Stored items from a collection:
■ ■ ■ ■

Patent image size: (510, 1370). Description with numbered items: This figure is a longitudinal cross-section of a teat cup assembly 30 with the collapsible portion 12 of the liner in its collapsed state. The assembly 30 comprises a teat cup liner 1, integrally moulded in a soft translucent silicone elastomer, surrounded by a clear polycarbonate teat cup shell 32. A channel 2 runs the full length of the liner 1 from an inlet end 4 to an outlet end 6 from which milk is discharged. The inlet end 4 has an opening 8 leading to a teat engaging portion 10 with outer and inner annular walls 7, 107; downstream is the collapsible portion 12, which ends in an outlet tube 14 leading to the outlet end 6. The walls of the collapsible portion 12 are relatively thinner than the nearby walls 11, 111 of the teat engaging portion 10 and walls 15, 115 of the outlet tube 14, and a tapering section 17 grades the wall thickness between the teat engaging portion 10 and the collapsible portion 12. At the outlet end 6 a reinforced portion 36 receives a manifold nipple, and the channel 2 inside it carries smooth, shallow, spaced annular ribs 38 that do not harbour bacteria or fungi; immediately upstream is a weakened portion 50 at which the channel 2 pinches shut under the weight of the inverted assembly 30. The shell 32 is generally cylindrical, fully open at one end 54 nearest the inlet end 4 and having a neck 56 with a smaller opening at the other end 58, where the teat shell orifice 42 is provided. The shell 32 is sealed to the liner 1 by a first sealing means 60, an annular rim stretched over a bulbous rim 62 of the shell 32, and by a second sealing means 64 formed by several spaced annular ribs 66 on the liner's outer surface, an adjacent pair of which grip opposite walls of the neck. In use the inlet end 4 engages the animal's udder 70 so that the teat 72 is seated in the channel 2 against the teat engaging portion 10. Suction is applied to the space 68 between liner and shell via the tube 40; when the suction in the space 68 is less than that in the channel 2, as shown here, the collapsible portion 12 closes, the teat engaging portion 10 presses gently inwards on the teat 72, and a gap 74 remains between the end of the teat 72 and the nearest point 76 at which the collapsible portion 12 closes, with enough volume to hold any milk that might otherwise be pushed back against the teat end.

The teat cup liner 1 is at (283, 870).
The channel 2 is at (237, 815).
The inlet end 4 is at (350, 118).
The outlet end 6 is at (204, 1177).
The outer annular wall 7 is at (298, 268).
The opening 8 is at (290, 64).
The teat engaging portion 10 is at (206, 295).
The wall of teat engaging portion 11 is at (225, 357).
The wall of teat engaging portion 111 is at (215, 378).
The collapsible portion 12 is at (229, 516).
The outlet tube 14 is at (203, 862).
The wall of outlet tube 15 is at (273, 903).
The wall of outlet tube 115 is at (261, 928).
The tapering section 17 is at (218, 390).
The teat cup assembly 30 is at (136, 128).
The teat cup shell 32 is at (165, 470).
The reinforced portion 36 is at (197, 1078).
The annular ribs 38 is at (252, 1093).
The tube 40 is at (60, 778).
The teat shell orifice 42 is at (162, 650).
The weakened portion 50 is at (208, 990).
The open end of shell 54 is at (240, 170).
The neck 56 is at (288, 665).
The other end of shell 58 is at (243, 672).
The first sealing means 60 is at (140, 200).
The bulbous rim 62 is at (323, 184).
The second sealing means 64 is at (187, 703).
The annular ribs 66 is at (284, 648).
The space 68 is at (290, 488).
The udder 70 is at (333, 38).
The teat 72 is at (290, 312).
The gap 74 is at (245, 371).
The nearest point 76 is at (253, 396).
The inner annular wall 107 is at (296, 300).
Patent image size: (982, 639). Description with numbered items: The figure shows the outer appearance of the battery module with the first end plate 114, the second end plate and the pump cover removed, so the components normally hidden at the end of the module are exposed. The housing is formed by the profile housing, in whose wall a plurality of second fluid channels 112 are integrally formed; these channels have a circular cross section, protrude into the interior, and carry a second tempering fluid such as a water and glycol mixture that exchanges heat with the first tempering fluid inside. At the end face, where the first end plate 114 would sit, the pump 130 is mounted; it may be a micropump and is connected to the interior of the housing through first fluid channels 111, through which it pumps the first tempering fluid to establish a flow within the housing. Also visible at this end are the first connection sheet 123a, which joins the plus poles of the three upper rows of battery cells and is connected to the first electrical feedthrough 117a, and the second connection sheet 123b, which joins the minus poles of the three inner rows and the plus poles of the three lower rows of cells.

■ ■ ■ ■

### EXERCISE INSTRUCTIONS
What is wanted is an exact copy of the data.

### SOLUTION TO THIS EXERCISE
Patent image size: (510, 1370). Description with numbered items: This figure is a longitudinal cross-section of a teat cup assembly 30 with the collapsible portion 12 of the liner in its collapsed state. The assembly 30 comprises a teat cup liner 1, integrally moulded in a soft translucent silicone elastomer, surrounded by a clear polycarbonate teat cup shell 32. A channel 2 runs the full length of the liner 1 from an inlet end 4 to an outlet end 6 from which milk is discharged. The inlet end 4 has an opening 8 leading to a teat engaging portion 10 with outer and inner annular walls 7, 107; downstream is the collapsible portion 12, which ends in an outlet tube 14 leading to the outlet end 6. The walls of the collapsible portion 12 are relatively thinner than the nearby walls 11, 111 of the teat engaging portion 10 and walls 15, 115 of the outlet tube 14, and a tapering section 17 grades the wall thickness between the teat engaging portion 10 and the collapsible portion 12. At the outlet end 6 a reinforced portion 36 receives a manifold nipple, and the channel 2 inside it carries smooth, shallow, spaced annular ribs 38 that do not harbour bacteria or fungi; immediately upstream is a weakened portion 50 at which the channel 2 pinches shut under the weight of the inverted assembly 30. The shell 32 is generally cylindrical, fully open at one end 54 nearest the inlet end 4 and having a neck 56 with a smaller opening at the other end 58, where the teat shell orifice 42 is provided. The shell 32 is sealed to the liner 1 by a first sealing means 60, an annular rim stretched over a bulbous rim 62 of the shell 32, and by a second sealing means 64 formed by several spaced annular ribs 66 on the liner's outer surface, an adjacent pair of which grip opposite walls of the neck. In use the inlet end 4 engages the animal's udder 70 so that the teat 72 is seated in the channel 2 against the teat engaging portion 10. Suction is applied to the space 68 between liner and shell via the tube 40; when the suction in the space 68 is less than that in the channel 2, as shown here, the collapsible portion 12 closes, the teat engaging portion 10 presses gently inwards on the teat 72, and a gap 74 remains between the end of the teat 72 and the nearest point 76 at which the collapsible portion 12 closes, with enough volume to hold any milk that might otherwise be pushed back against the teat end.

The teat cup liner 1 is at (283, 870).
The channel 2 is at (237, 815).
The inlet end 4 is at (350, 118).
The outlet end 6 is at (204, 1177).
The outer annular wall 7 is at (298, 268).
The opening 8 is at (290, 64).
The teat engaging portion 10 is at (206, 295).
The wall of teat engaging portion 11 is at (225, 357).
The wall of teat engaging portion 111 is at (215, 378).
The collapsible portion 12 is at (229, 516).
The outlet tube 14 is at (203, 862).
The wall of outlet tube 15 is at (273, 903).
The wall of outlet tube 115 is at (261, 928).
The tapering section 17 is at (218, 390).
The teat cup assembly 30 is at (136, 128).
The teat cup shell 32 is at (165, 470).
The reinforced portion 36 is at (197, 1078).
The annular ribs 38 is at (252, 1093).
The tube 40 is at (60, 778).
The teat shell orifice 42 is at (162, 650).
The weakened portion 50 is at (208, 990).
The open end of shell 54 is at (240, 170).
The neck 56 is at (288, 665).
The other end of shell 58 is at (243, 672).
The first sealing means 60 is at (140, 200).
The bulbous rim 62 is at (323, 184).
The second sealing means 64 is at (187, 703).
The annular ribs 66 is at (284, 648).
The space 68 is at (290, 488).
The udder 70 is at (333, 38).
The teat 72 is at (290, 312).
The gap 74 is at (245, 371).
The nearest point 76 is at (253, 396).
The inner annular wall 107 is at (296, 300).
Patent image size: (982, 639). Description with numbered items: The figure shows the outer appearance of the battery module with the first end plate 114, the second end plate and the pump cover removed, so the components normally hidden at the end of the module are exposed. The housing is formed by the profile housing, in whose wall a plurality of second fluid channels 112 are integrally formed; these channels have a circular cross section, protrude into the interior, and carry a second tempering fluid such as a water and glycol mixture that exchanges heat with the first tempering fluid inside. At the end face, where the first end plate 114 would sit, the pump 130 is mounted; it may be a micropump and is connected to the interior of the housing through first fluid channels 111, through which it pumps the first tempering fluid to establish a flow within the housing. Also visible at this end are the first connection sheet 123a, which joins the plus poles of the three upper rows of battery cells and is connected to the first electrical feedthrough 117a, and the second connection sheet 123b, which joins the minus poles of the three inner rows and the plus poles of the three lower rows of cells.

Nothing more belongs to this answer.